STATED GOAL A — Copy word for word the entry lines between the one holding "close-icon[interactable]: ✕ [446, 102, 458, 119]" and the one holding "tab-label: analog.html [368, 102, 437, 118]", inclusive.

PROVIDED PASSAGE —
If this was a year ago, comcast would shut me down in a blink if that was the case. Broadband still is not fast enough to download MPEG-2 full TV resolution programming in a reasonable speed... and I have a 6mb Cable modem, and it would take longer then a live broadcast.


----------



## Bobman (Jan 3, 2006)

ebonovic said:


> Each person has their own "wants" and feature set... There absolutely positively is not one single system out there that has 100% of the features...


I totally agree.  It amazes me that so many people are expecting a non TiVo box to act identically to a TiVo box. The R-15 is not going to just duplicate feature by feature of the DirecTiVos and if it were there would be no sense in creating a different product.

The R-15 is a non TiVo model with different features, different interface, different options, etc... If people just want it to 100% duplicate their TiVo's then just go buy a TiVo as its never going to happen. The R-15 IS different than TiVo either get used to the way it works and the features it offers or get a TiVo if that has the features you want.


----------



## raott (Nov 23, 2005)

Bobman said:


> I totally agree.  It amazes me that so many people are expecting a non TiVo box to act identically to a TiVo box. The R-15 is not going to just duplicate feature by feature of the DirecTiVos and if it were there would be no sense in creating a different product.

DATA ENTRIES —
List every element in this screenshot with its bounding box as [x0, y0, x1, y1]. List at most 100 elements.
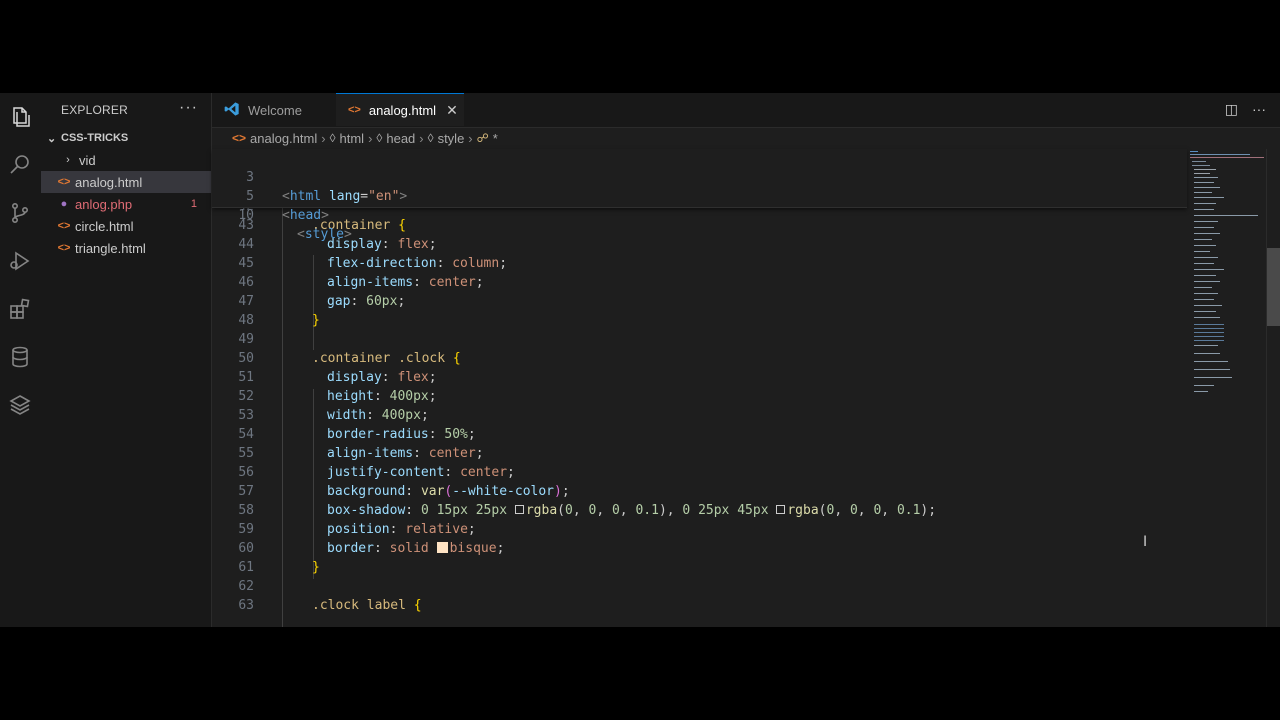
close-icon[interactable]: ✕ [446, 102, 458, 119]
code-text: border-radius: 50%; [327, 427, 476, 442]
layers-icon[interactable] [4, 389, 36, 421]
color-swatch[interactable] [776, 505, 786, 514]
tab-label: analog.html [368, 102, 437, 118]
tab-analog-html[interactable]: <> analog.html ✕ [336, 93, 464, 126]
line-number: 50 [238, 351, 254, 366]
tree-item-triangle-html[interactable]: <> triangle.html [41, 237, 211, 259]
tree-item-anlog-php[interactable]: ● anlog.php 1 [41, 193, 211, 215]
line-number: 57 [238, 484, 254, 499]
text-cursor-icon: I [1143, 534, 1148, 550]
code-text: border: solid bisque; [327, 541, 505, 556]
html-file-icon: <> [57, 242, 71, 254]
code-text: .clock label { [312, 598, 422, 613]
breadcrumb-separator-icon: › [419, 130, 424, 146]
code-text: flex-direction: column; [327, 256, 508, 271]
tab-welcome[interactable]: Welcome [212, 93, 332, 127]
breadcrumb-style[interactable]: ◊ style [428, 131, 465, 146]
sticky-scroll[interactable]: 3 <html lang="en"> 5 <head> 10 <style> [212, 149, 1187, 242]
html-file-icon: <> [232, 131, 247, 145]
line-number: 53 [238, 408, 254, 423]
line-number: 48 [238, 313, 254, 328]
html-file-icon: <> [57, 176, 71, 188]
more-actions-icon[interactable]: ··· [179, 99, 198, 117]
database-icon[interactable] [4, 341, 36, 373]
indent-guide [282, 207, 283, 627]
code-text: position: relative; [327, 522, 476, 537]
sticky-line[interactable]: 3 <html lang="en"> [212, 149, 407, 204]
extensions-icon[interactable] [4, 293, 36, 325]
sticky-line[interactable]: 10 <style> [212, 187, 351, 242]
line-number: 63 [238, 598, 254, 613]
tree-item-label: circle.html [75, 218, 134, 234]
code-text: <head> [282, 208, 329, 223]
indent-guide [313, 389, 314, 579]
folder-label: CSS-TRICKS [61, 132, 129, 144]
editor-actions: ◫ ··· [1225, 101, 1266, 118]
breadcrumb-file[interactable]: <> analog.html [232, 131, 317, 146]
split-editor-icon[interactable]: ◫ [1225, 101, 1238, 118]
line-number: 49 [238, 332, 254, 347]
line-number: 60 [238, 541, 254, 556]
tree-item-label: triangle.html [75, 240, 146, 256]
line-number: 58 [238, 503, 254, 518]
code-text: justify-content: center; [327, 465, 515, 480]
code-text: box-shadow: 0 15px 25px rgba(0, 0, 0, 0.… [327, 503, 937, 518]
line-number: 56 [238, 465, 254, 480]
line-number: 54 [238, 427, 254, 442]
color-swatch[interactable] [514, 505, 524, 514]
sidebar-title: EXPLORER [61, 103, 128, 117]
vertical-scrollbar[interactable] [1266, 149, 1280, 627]
line-number: 46 [238, 275, 254, 290]
code-text: align-items: center; [327, 446, 484, 461]
tree-item-label: vid [79, 152, 96, 168]
search-icon[interactable] [4, 149, 36, 181]
line-number: 51 [238, 370, 254, 385]
code-text: align-items: center; [327, 275, 484, 290]
breadcrumb: <> analog.html › ◊ html › ◊ head › ◊ style ›… [212, 127, 1280, 149]
activity-bar [0, 93, 42, 627]
run-debug-icon[interactable] [4, 245, 36, 277]
explorer-icon[interactable] [4, 101, 36, 133]
line-number: 62 [238, 579, 254, 594]
element-icon: ◊ [329, 131, 336, 145]
tree-item-vid[interactable]: › vid [41, 149, 211, 171]
line-number: 55 [238, 446, 254, 461]
line-number: 47 [238, 294, 254, 309]
code-text: <style> [297, 227, 352, 242]
tree-item-label: analog.html [75, 174, 143, 190]
folder-css-tricks[interactable]: ⌄ CSS-TRICKS [41, 127, 211, 149]
tree-item-circle-html[interactable]: <> circle.html [41, 215, 211, 237]
tree-item-label: anlog.php [75, 196, 133, 212]
breadcrumb-html[interactable]: ◊ html [330, 131, 365, 146]
code-editor[interactable]: 3 <html lang="en"> 5 <head> 10 <style> 4… [212, 149, 1280, 627]
chevron-right-icon: › [66, 154, 70, 166]
breadcrumb-head[interactable]: ◊ head [376, 131, 415, 146]
vscode-logo-icon [224, 101, 240, 120]
code-text: } [312, 560, 320, 575]
html-file-icon: <> [57, 220, 71, 232]
code-text: width: 400px; [327, 408, 429, 423]
minimap[interactable] [1186, 149, 1268, 627]
code-text: background: var(--white-color); [327, 484, 570, 499]
tab-label: Welcome [248, 102, 302, 118]
code-text: display: flex; [327, 370, 437, 385]
more-actions-icon[interactable]: ··· [1252, 101, 1266, 118]
color-swatch[interactable] [436, 542, 448, 553]
line-number: 59 [238, 522, 254, 537]
vscode-window: EXPLORER ··· ⌄ CSS-TRICKS › vid <> analo… [0, 93, 1280, 627]
scrollbar-thumb[interactable] [1267, 248, 1280, 326]
tab-bar: Welcome <> analog.html ✕ ◫ ··· [212, 93, 1280, 128]
breadcrumb-selector[interactable]: ☍ * [477, 131, 498, 146]
code-text: .container .clock { [312, 351, 461, 366]
element-icon: ◊ [376, 131, 383, 145]
code-text: height: 400px; [327, 389, 437, 404]
source-control-icon[interactable] [4, 197, 36, 229]
sticky-line[interactable]: 5 <head> [212, 168, 329, 223]
breadcrumb-separator-icon: › [468, 130, 473, 146]
tree-item-analog-html[interactable]: <> analog.html [41, 171, 211, 193]
php-file-icon: ● [60, 198, 68, 210]
line-number: 10 [238, 208, 254, 223]
explorer-sidebar: EXPLORER ··· ⌄ CSS-TRICKS › vid <> analo… [41, 93, 212, 627]
code-text: gap: 60px; [327, 294, 406, 309]
line-number: 61 [238, 560, 254, 575]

STATED GOAL B — List every forum username that appears in the thread excerpt, counting each name once.

FINAL ANSWER A —
close-icon[interactable]: ✕ [446, 102, 458, 119]
code-text: border-radius: 50%; [327, 427, 476, 442]
layers-icon[interactable] [4, 389, 36, 421]
color-swatch[interactable] [776, 505, 786, 514]
tab-label: analog.html [368, 102, 437, 118]

FINAL ANSWER B — ebonovic, Bobman, raott